start
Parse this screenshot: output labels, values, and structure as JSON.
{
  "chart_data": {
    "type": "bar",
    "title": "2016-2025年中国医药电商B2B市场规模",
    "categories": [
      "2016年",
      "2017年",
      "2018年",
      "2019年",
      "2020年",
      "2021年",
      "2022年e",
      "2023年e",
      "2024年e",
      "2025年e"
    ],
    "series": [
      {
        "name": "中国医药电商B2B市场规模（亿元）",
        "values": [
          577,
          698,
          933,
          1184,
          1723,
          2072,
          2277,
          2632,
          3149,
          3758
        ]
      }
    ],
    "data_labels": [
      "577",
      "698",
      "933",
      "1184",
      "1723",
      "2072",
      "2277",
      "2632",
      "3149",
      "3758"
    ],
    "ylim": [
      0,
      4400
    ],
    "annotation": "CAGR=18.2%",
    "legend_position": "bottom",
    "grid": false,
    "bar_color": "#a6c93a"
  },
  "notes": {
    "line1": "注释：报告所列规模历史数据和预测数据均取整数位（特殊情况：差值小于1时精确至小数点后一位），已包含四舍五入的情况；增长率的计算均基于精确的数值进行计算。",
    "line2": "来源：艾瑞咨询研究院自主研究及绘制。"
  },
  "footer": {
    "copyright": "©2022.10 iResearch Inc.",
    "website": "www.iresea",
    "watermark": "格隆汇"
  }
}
end
start
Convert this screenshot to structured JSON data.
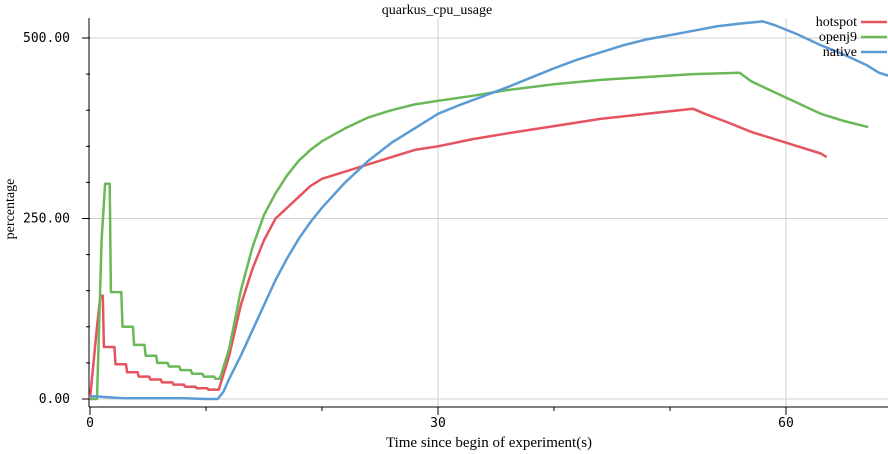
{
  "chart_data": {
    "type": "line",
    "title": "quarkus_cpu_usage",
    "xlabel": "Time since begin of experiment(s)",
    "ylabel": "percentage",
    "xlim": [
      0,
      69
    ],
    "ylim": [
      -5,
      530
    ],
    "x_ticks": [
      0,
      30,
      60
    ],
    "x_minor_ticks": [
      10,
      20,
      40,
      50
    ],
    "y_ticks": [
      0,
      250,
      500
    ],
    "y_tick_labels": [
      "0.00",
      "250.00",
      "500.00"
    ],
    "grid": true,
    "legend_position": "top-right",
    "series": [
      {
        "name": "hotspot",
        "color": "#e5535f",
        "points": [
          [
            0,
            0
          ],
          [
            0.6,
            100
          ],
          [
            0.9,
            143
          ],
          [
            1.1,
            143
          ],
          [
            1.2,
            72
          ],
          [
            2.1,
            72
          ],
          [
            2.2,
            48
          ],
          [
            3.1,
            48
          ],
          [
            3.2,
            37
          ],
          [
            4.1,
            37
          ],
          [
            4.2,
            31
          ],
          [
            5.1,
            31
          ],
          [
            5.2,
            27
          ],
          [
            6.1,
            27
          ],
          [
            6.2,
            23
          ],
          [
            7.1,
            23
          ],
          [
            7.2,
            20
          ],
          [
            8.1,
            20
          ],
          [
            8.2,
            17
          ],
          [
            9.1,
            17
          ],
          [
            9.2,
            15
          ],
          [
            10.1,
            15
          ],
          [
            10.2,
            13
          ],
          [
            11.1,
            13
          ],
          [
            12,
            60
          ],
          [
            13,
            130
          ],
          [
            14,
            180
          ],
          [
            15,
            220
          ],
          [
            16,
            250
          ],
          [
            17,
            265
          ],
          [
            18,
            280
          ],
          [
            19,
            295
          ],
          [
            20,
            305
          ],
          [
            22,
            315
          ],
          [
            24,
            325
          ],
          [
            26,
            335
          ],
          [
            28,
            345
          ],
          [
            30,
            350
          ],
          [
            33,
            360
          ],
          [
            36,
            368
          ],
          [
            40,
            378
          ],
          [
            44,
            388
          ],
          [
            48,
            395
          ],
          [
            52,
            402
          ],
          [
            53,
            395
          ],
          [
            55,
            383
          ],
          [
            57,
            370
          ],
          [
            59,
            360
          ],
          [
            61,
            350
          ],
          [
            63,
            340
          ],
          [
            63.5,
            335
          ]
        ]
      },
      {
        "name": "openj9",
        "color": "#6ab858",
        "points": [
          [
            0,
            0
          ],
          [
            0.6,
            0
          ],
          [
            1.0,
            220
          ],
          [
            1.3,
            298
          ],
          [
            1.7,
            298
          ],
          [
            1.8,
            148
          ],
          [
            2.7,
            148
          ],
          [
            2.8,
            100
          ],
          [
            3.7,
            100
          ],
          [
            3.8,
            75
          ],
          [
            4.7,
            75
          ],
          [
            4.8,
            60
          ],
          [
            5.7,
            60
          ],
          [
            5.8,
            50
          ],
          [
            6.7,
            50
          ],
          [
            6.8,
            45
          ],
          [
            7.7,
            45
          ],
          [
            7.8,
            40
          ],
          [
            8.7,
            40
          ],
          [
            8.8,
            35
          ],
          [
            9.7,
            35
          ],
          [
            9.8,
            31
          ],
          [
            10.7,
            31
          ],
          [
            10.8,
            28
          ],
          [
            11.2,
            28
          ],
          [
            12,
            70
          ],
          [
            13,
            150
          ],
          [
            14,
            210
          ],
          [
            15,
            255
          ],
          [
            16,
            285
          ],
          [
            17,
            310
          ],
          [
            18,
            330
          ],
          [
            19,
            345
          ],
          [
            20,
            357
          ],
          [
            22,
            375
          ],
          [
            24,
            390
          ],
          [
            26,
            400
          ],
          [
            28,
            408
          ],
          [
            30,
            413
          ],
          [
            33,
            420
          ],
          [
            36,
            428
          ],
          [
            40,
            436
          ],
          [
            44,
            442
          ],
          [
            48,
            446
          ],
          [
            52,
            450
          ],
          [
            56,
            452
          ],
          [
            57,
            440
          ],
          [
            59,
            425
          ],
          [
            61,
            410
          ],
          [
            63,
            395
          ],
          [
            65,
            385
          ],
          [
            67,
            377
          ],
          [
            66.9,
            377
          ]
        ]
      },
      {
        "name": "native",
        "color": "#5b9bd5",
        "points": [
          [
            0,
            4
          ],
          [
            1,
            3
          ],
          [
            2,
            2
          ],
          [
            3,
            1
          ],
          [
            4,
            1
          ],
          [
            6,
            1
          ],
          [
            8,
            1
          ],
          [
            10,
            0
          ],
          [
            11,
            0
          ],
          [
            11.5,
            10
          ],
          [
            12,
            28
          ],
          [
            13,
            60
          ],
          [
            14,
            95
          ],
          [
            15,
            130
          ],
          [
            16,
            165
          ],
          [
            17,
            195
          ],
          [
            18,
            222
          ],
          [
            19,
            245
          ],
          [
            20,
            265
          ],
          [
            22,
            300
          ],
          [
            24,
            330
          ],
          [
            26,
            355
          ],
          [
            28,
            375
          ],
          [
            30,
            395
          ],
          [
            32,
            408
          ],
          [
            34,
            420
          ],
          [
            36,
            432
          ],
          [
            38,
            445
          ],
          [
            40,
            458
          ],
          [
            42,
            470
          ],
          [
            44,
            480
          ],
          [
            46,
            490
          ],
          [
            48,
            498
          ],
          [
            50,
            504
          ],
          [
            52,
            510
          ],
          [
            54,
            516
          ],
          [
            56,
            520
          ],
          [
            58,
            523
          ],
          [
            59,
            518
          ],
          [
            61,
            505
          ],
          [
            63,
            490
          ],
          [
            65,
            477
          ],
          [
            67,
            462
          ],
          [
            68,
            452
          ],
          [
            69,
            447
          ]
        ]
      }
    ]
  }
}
end
Compute the number of lines above that contain the string "screenshot". Reply with that value only.

* **OUTPUT OF THE EXERCISE**
2